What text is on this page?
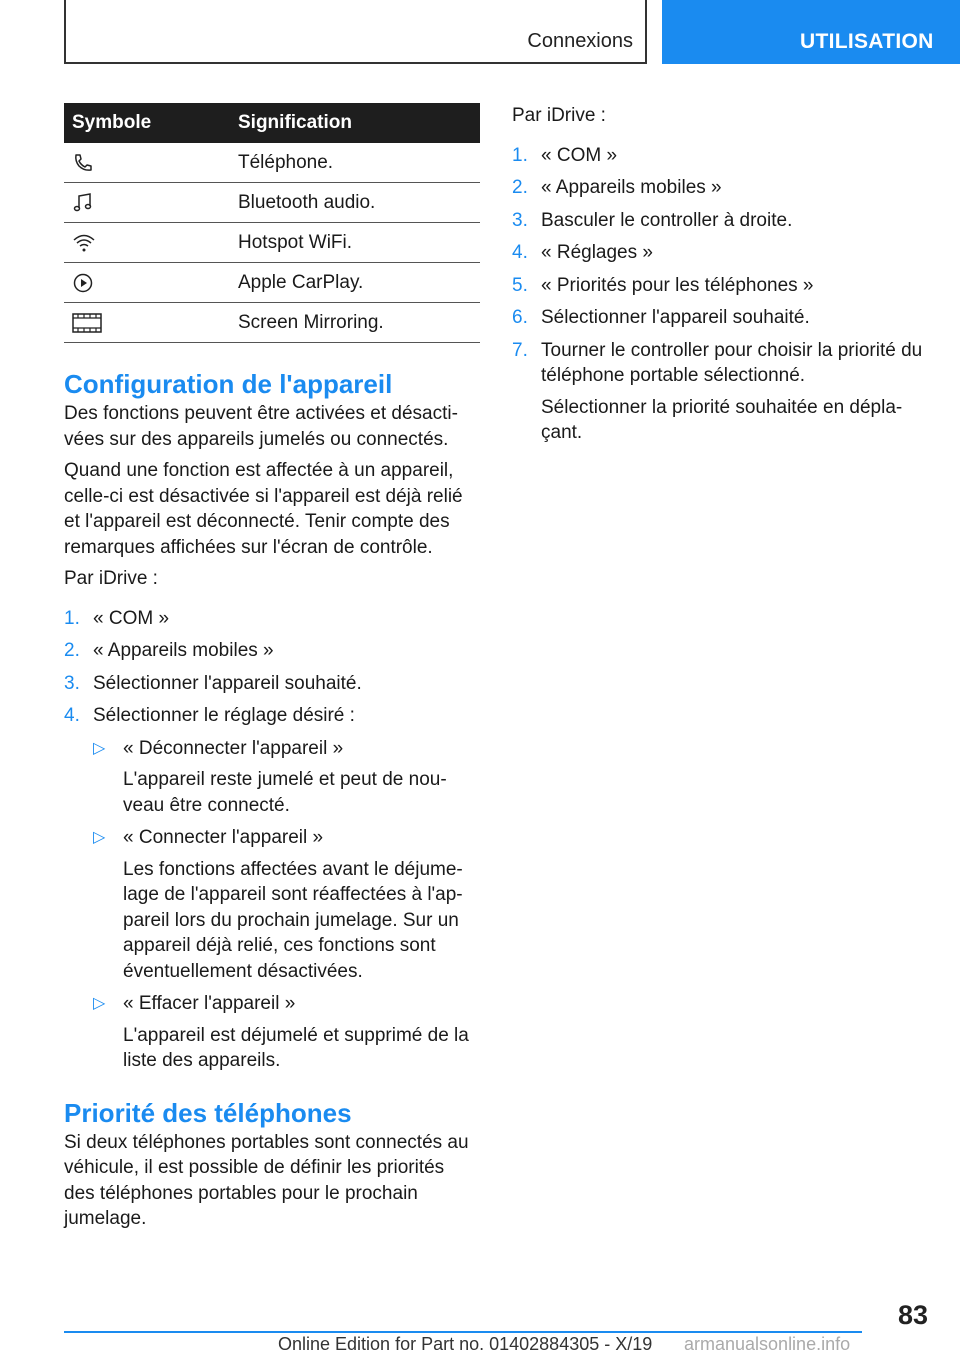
Connexions	UTILISATION
Symbole	Signification

	Téléphone.

	Bluetooth audio.

	Hotspot WiFi.

	Apple CarPlay.

	Screen Mirroring.
Configuration de l'appareil

Des fonctions peuvent être activées et désacti-vées sur des appareils jumelés ou connectés.

Quand une fonction est affectée à un appareil, celle-ci est désactivée si l'appareil est déjà relié et l'appareil est déconnecté. Tenir compte des remarques affichées sur l'écran de contrôle.

Par iDrive :

1. « COM »
2. « Appareils mobiles »
3. Sélectionner l'appareil souhaité.
4. Sélectionner le réglage désiré :
▷ « Déconnecter l'appareil »
L'appareil reste jumelé et peut de nou-veau être connecté.
▷ « Connecter l'appareil »
Les fonctions affectées avant le déjume-lage de l'appareil sont réaffectées à l'ap-pareil lors du prochain jumelage. Sur un appareil déjà relié, ces fonctions sont éventuellement désactivées.
▷ « Effacer l'appareil »
L'appareil est déjumelé et supprimé de la liste des appareils.
Priorité des téléphones

Si deux téléphones portables sont connectés au véhicule, il est possible de définir les priorités des téléphones portables pour le prochain jumelage.

Par iDrive :

1. « COM »
2. « Appareils mobiles »
3. Basculer le controller à droite.
4. « Réglages »
5. « Priorités pour les téléphones »
6. Sélectionner l'appareil souhaité.
7. Tourner le controller pour choisir la priorité du téléphone portable sélectionné.
Sélectionner la priorité souhaitée en dépla-çant.
83
Online Edition for Part no. 01402884305 - X/19 armanualsonline.info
···
* _WHAT YOU WILL DO_: From the listing above, collect each line in which the string "connectés" appears.

* _SOLVED EXERCISE_:
Des fonctions peuvent être activées et désacti-vées sur des appareils jumelés ou connectés.
Si deux téléphones portables sont connectés au véhicule, il est possible de définir les priorités des téléphones portables pour le prochain jumelage.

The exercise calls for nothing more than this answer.